▸ **Goal of the exercise**
Copy the records below exactly as they appear.

▸ **Figure record extracts**
# # # # #
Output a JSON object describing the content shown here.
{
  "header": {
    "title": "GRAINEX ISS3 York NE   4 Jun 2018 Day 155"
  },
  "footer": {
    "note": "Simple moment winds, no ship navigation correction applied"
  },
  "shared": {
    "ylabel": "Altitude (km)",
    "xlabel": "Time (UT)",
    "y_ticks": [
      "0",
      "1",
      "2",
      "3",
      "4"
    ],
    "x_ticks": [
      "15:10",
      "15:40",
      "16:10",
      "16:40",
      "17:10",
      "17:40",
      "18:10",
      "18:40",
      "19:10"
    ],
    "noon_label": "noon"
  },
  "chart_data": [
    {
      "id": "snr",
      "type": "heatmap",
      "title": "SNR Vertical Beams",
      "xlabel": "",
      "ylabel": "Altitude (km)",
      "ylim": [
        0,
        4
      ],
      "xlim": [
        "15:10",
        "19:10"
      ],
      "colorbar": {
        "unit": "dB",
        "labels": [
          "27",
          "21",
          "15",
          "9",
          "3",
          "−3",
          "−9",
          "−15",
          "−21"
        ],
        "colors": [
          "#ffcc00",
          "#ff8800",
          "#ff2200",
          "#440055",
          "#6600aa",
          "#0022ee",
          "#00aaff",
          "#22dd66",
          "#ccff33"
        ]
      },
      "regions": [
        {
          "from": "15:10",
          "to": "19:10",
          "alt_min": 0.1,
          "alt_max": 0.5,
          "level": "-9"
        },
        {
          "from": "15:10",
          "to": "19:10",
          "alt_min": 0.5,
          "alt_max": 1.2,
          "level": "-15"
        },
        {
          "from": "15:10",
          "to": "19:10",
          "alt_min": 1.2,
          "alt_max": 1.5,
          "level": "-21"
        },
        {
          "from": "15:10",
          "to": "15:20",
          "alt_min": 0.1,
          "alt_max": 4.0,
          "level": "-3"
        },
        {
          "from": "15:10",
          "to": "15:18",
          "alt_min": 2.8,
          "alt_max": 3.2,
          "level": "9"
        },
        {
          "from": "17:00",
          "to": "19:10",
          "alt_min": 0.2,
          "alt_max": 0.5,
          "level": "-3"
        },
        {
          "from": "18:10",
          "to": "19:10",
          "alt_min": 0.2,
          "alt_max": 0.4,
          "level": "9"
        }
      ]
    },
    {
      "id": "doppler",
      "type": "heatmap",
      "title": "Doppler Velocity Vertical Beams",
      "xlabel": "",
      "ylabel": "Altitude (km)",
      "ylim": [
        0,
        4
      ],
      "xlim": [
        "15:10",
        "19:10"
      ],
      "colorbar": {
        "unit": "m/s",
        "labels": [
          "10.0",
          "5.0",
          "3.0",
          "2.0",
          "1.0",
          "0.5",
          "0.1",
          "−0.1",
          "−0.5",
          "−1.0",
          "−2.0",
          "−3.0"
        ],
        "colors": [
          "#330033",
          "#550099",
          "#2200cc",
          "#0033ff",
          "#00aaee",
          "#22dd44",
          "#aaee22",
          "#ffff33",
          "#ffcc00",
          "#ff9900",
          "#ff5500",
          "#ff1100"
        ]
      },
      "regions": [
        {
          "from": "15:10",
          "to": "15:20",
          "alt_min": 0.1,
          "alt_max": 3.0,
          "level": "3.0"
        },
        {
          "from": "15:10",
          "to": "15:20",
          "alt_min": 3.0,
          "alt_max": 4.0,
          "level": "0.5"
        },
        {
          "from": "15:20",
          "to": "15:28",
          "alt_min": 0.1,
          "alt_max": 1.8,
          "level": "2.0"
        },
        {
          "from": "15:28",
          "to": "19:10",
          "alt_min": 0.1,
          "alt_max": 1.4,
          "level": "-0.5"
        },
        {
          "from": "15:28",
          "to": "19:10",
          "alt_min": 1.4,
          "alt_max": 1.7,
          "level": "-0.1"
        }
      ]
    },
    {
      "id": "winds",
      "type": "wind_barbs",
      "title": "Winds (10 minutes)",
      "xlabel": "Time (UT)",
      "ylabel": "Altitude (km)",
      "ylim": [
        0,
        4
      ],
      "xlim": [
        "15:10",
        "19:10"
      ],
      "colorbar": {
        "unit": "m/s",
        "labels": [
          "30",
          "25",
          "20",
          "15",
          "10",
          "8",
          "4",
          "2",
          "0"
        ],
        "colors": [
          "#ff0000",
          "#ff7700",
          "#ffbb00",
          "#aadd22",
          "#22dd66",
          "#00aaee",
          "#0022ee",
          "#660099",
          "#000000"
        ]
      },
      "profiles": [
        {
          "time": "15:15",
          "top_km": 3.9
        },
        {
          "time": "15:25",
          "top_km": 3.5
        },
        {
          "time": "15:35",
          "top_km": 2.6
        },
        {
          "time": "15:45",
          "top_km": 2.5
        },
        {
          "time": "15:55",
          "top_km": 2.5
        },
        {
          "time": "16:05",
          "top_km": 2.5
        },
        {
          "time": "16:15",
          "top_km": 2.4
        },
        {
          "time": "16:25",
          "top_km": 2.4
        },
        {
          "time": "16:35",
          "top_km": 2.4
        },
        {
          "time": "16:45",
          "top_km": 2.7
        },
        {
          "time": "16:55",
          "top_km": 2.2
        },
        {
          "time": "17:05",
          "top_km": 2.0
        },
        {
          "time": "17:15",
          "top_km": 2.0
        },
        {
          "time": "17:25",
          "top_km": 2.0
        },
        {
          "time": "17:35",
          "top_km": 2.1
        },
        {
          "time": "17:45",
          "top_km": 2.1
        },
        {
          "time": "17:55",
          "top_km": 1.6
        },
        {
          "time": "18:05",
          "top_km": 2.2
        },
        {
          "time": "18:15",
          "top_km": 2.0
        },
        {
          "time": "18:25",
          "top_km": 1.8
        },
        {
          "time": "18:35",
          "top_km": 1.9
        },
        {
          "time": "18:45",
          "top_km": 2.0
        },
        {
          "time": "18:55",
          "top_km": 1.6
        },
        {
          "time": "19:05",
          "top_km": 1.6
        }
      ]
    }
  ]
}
# # # # #
▸ **Finished task**
Output a JSON object describing the content shown here.
{
  "header": {
    "title": "GRAINEX ISS3 York NE   4 Jun 2018 Day 155"
  },
  "footer": {
    "note": "Simple moment winds, no ship navigation correction applied"
  },
  "shared": {
    "ylabel": "Altitude (km)",
    "xlabel": "Time (UT)",
    "y_ticks": [
      "0",
      "1",
      "2",
      "3",
      "4"
    ],
    "x_ticks": [
      "15:10",
      "15:40",
      "16:10",
      "16:40",
      "17:10",
      "17:40",
      "18:10",
      "18:40",
      "19:10"
    ],
    "noon_label": "noon"
  },
  "chart_data": [
    {
      "id": "snr",
      "type": "heatmap",
      "title": "SNR Vertical Beams",
      "xlabel": "",
      "ylabel": "Altitude (km)",
      "ylim": [
        0,
        4
      ],
      "xlim": [
        "15:10",
        "19:10"
      ],
      "colorbar": {
        "unit": "dB",
        "labels": [
          "27",
          "21",
          "15",
          "9",
          "3",
          "−3",
          "−9",
          "−15",
          "−21"
        ],
        "colors": [
          "#ffcc00",
          "#ff8800",
          "#ff2200",
          "#440055",
          "#6600aa",
          "#0022ee",
          "#00aaff",
          "#22dd66",
          "#ccff33"
        ]
      },
      "regions": [
        {
          "from": "15:10",
          "to": "19:10",
          "alt_min": 0.1,
          "alt_max": 0.5,
          "level": "-9"
        },
        {
          "from": "15:10",
          "to": "19:10",
          "alt_min": 0.5,
          "alt_max": 1.2,
          "level": "-15"
        },
        {
          "from": "15:10",
          "to": "19:10",
          "alt_min": 1.2,
          "alt_max": 1.5,
          "level": "-21"
        },
        {
          "from": "15:10",
          "to": "15:20",
          "alt_min": 0.1,
          "alt_max": 4.0,
          "level": "-3"
        },
        {
          "from": "15:10",
          "to": "15:18",
          "alt_min": 2.8,
          "alt_max": 3.2,
          "level": "9"
        },
        {
          "from": "17:00",
          "to": "19:10",
          "alt_min": 0.2,
          "alt_max": 0.5,
          "level": "-3"
        },
        {
          "from": "18:10",
          "to": "19:10",
          "alt_min": 0.2,
          "alt_max": 0.4,
          "level": "9"
        }
      ]
    },
    {
      "id": "doppler",
      "type": "heatmap",
      "title": "Doppler Velocity Vertical Beams",
      "xlabel": "",
      "ylabel": "Altitude (km)",
      "ylim": [
        0,
        4
      ],
      "xlim": [
        "15:10",
        "19:10"
      ],
      "colorbar": {
        "unit": "m/s",
        "labels": [
          "10.0",
          "5.0",
          "3.0",
          "2.0",
          "1.0",
          "0.5",
          "0.1",
          "−0.1",
          "−0.5",
          "−1.0",
          "−2.0",
          "−3.0"
        ],
        "colors": [
          "#330033",
          "#550099",
          "#2200cc",
          "#0033ff",
          "#00aaee",
          "#22dd44",
          "#aaee22",
          "#ffff33",
          "#ffcc00",
          "#ff9900",
          "#ff5500",
          "#ff1100"
        ]
      },
      "regions": [
        {
          "from": "15:10",
          "to": "15:20",
          "alt_min": 0.1,
          "alt_max": 3.0,
          "level": "3.0"
        },
        {
          "from": "15:10",
          "to": "15:20",
          "alt_min": 3.0,
          "alt_max": 4.0,
          "level": "0.5"
        },
        {
          "from": "15:20",
          "to": "15:28",
          "alt_min": 0.1,
          "alt_max": 1.8,
          "level": "2.0"
        },
        {
          "from": "15:28",
          "to": "19:10",
          "alt_min": 0.1,
          "alt_max": 1.4,
          "level": "-0.5"
        },
        {
          "from": "15:28",
          "to": "19:10",
          "alt_min": 1.4,
          "alt_max": 1.7,
          "level": "-0.1"
        }
      ]
    },
    {
      "id": "winds",
      "type": "wind_barbs",
      "title": "Winds (10 minutes)",
      "xlabel": "Time (UT)",
      "ylabel": "Altitude (km)",
      "ylim": [
        0,
        4
      ],
      "xlim": [
        "15:10",
        "19:10"
      ],
      "colorbar": {
        "unit": "m/s",
        "labels": [
          "30",
          "25",
          "20",
          "15",
          "10",
          "8",
          "4",
          "2",
          "0"
        ],
        "colors": [
          "#ff0000",
          "#ff7700",
          "#ffbb00",
          "#aadd22",
          "#22dd66",
          "#00aaee",
          "#0022ee",
          "#660099",
          "#000000"
        ]
      },
      "profiles": [
        {
          "time": "15:15",
          "top_km": 3.9
        },
        {
          "time": "15:25",
          "top_km": 3.5
        },
        {
          "time": "15:35",
          "top_km": 2.6
        },
        {
          "time": "15:45",
          "top_km": 2.5
        },
        {
          "time": "15:55",
          "top_km": 2.5
        },
        {
          "time": "16:05",
          "top_km": 2.5
        },
        {
          "time": "16:15",
          "top_km": 2.4
        },
        {
          "time": "16:25",
          "top_km": 2.4
        },
        {
          "time": "16:35",
          "top_km": 2.4
        },
        {
          "time": "16:45",
          "top_km": 2.7
        },
        {
          "time": "16:55",
          "top_km": 2.2
        },
        {
          "time": "17:05",
          "top_km": 2.0
        },
        {
          "time": "17:15",
          "top_km": 2.0
        },
        {
          "time": "17:25",
          "top_km": 2.0
        },
        {
          "time": "17:35",
          "top_km": 2.1
        },
        {
          "time": "17:45",
          "top_km": 2.1
        },
        {
          "time": "17:55",
          "top_km": 1.6
        },
        {
          "time": "18:05",
          "top_km": 2.2
        },
        {
          "time": "18:15",
          "top_km": 2.0
        },
        {
          "time": "18:25",
          "top_km": 1.8
        },
        {
          "time": "18:35",
          "top_km": 1.9
        },
        {
          "time": "18:45",
          "top_km": 2.0
        },
        {
          "time": "18:55",
          "top_km": 1.6
        },
        {
          "time": "19:05",
          "top_km": 1.6
        }
      ]
    }
  ]
}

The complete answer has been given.